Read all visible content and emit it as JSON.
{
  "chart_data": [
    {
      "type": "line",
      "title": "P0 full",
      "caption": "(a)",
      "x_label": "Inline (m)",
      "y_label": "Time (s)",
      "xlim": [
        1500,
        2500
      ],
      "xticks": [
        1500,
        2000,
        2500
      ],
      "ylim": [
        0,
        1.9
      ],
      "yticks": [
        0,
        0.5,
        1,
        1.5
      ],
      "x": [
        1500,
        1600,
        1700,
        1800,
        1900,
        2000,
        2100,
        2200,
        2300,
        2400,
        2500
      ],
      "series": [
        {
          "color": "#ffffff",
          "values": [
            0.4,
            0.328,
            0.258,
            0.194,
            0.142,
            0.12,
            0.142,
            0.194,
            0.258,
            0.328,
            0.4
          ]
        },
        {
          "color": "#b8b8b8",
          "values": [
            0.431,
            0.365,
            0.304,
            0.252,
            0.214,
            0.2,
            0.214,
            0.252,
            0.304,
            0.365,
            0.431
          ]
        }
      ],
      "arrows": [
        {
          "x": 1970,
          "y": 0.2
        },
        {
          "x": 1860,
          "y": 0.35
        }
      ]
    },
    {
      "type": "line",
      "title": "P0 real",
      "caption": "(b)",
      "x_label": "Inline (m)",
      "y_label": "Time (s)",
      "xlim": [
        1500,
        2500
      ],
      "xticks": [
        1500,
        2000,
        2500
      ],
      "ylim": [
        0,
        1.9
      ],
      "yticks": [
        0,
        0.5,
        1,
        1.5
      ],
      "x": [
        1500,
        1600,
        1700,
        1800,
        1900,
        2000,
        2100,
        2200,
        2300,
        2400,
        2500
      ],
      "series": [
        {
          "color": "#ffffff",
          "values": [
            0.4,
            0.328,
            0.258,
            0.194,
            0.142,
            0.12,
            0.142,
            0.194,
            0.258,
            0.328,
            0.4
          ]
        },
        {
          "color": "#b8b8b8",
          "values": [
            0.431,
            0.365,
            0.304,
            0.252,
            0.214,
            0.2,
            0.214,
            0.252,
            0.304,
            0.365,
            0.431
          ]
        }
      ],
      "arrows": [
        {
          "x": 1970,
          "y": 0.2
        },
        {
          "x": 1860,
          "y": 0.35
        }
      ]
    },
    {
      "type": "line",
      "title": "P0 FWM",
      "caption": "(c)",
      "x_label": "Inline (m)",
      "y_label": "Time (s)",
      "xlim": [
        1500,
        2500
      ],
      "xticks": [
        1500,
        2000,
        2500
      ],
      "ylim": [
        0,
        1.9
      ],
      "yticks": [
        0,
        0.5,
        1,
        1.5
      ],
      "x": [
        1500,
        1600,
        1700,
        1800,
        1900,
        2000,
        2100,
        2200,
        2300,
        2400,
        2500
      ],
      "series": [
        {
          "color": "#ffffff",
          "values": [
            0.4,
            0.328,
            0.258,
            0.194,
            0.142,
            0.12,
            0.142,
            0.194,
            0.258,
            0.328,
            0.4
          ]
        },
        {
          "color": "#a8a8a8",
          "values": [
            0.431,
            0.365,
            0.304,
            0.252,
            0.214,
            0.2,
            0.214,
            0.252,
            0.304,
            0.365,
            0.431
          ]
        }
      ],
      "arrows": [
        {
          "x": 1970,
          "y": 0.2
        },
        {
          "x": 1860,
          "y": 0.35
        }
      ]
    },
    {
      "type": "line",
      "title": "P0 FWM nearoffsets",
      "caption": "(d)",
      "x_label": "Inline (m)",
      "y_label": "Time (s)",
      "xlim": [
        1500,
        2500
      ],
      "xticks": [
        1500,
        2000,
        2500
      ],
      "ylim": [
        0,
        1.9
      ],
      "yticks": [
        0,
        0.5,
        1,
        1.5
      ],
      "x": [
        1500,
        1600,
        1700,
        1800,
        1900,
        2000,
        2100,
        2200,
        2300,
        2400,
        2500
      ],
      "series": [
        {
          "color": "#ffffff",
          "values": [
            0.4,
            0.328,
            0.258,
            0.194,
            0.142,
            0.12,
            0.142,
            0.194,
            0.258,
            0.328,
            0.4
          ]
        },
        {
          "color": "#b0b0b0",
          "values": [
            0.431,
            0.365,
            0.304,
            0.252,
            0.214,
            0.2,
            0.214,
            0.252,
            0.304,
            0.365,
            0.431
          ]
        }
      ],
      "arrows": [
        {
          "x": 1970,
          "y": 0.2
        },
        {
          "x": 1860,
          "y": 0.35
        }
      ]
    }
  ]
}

☆ ☆ ☆ ☆

## Task statement
Set down the entries above again, word for word.

## Answer to the task
Read all visible content and emit it as JSON.
{
  "chart_data": [
    {
      "type": "line",
      "title": "P0 full",
      "caption": "(a)",
      "x_label": "Inline (m)",
      "y_label": "Time (s)",
      "xlim": [
        1500,
        2500
      ],
      "xticks": [
        1500,
        2000,
        2500
      ],
      "ylim": [
        0,
        1.9
      ],
      "yticks": [
        0,
        0.5,
        1,
        1.5
      ],
      "x": [
        1500,
        1600,
        1700,
        1800,
        1900,
        2000,
        2100,
        2200,
        2300,
        2400,
        2500
      ],
      "series": [
        {
          "color": "#ffffff",
          "values": [
            0.4,
            0.328,
            0.258,
            0.194,
            0.142,
            0.12,
            0.142,
            0.194,
            0.258,
            0.328,
            0.4
          ]
        },
        {
          "color": "#b8b8b8",
          "values": [
            0.431,
            0.365,
            0.304,
            0.252,
            0.214,
            0.2,
            0.214,
            0.252,
            0.304,
            0.365,
            0.431
          ]
        }
      ],
      "arrows": [
        {
          "x": 1970,
          "y": 0.2
        },
        {
          "x": 1860,
          "y": 0.35
        }
      ]
    },
    {
      "type": "line",
      "title": "P0 real",
      "caption": "(b)",
      "x_label": "Inline (m)",
      "y_label": "Time (s)",
      "xlim": [
        1500,
        2500
      ],
      "xticks": [
        1500,
        2000,
        2500
      ],
      "ylim": [
        0,
        1.9
      ],
      "yticks": [
        0,
        0.5,
        1,
        1.5
      ],
      "x": [
        1500,
        1600,
        1700,
        1800,
        1900,
        2000,
        2100,
        2200,
        2300,
        2400,
        2500
      ],
      "series": [
        {
          "color": "#ffffff",
          "values": [
            0.4,
            0.328,
            0.258,
            0.194,
            0.142,
            0.12,
            0.142,
            0.194,
            0.258,
            0.328,
            0.4
          ]
        },
        {
          "color": "#b8b8b8",
          "values": [
            0.431,
            0.365,
            0.304,
            0.252,
            0.214,
            0.2,
            0.214,
            0.252,
            0.304,
            0.365,
            0.431
          ]
        }
      ],
      "arrows": [
        {
          "x": 1970,
          "y": 0.2
        },
        {
          "x": 1860,
          "y": 0.35
        }
      ]
    },
    {
      "type": "line",
      "title": "P0 FWM",
      "caption": "(c)",
      "x_label": "Inline (m)",
      "y_label": "Time (s)",
      "xlim": [
        1500,
        2500
      ],
      "xticks": [
        1500,
        2000,
        2500
      ],
      "ylim": [
        0,
        1.9
      ],
      "yticks": [
        0,
        0.5,
        1,
        1.5
      ],
      "x": [
        1500,
        1600,
        1700,
        1800,
        1900,
        2000,
        2100,
        2200,
        2300,
        2400,
        2500
      ],
      "series": [
        {
          "color": "#ffffff",
          "values": [
            0.4,
            0.328,
            0.258,
            0.194,
            0.142,
            0.12,
            0.142,
            0.194,
            0.258,
            0.328,
            0.4
          ]
        },
        {
          "color": "#a8a8a8",
          "values": [
            0.431,
            0.365,
            0.304,
            0.252,
            0.214,
            0.2,
            0.214,
            0.252,
            0.304,
            0.365,
            0.431
          ]
        }
      ],
      "arrows": [
        {
          "x": 1970,
          "y": 0.2
        },
        {
          "x": 1860,
          "y": 0.35
        }
      ]
    },
    {
      "type": "line",
      "title": "P0 FWM nearoffsets",
      "caption": "(d)",
      "x_label": "Inline (m)",
      "y_label": "Time (s)",
      "xlim": [
        1500,
        2500
      ],
      "xticks": [
        1500,
        2000,
        2500
      ],
      "ylim": [
        0,
        1.9
      ],
      "yticks": [
        0,
        0.5,
        1,
        1.5
      ],
      "x": [
        1500,
        1600,
        1700,
        1800,
        1900,
        2000,
        2100,
        2200,
        2300,
        2400,
        2500
      ],
      "series": [
        {
          "color": "#ffffff",
          "values": [
            0.4,
            0.328,
            0.258,
            0.194,
            0.142,
            0.12,
            0.142,
            0.194,
            0.258,
            0.328,
            0.4
          ]
        },
        {
          "color": "#b0b0b0",
          "values": [
            0.431,
            0.365,
            0.304,
            0.252,
            0.214,
            0.2,
            0.214,
            0.252,
            0.304,
            0.365,
            0.431
          ]
        }
      ],
      "arrows": [
        {
          "x": 1970,
          "y": 0.2
        },
        {
          "x": 1860,
          "y": 0.35
        }
      ]
    }
  ]
}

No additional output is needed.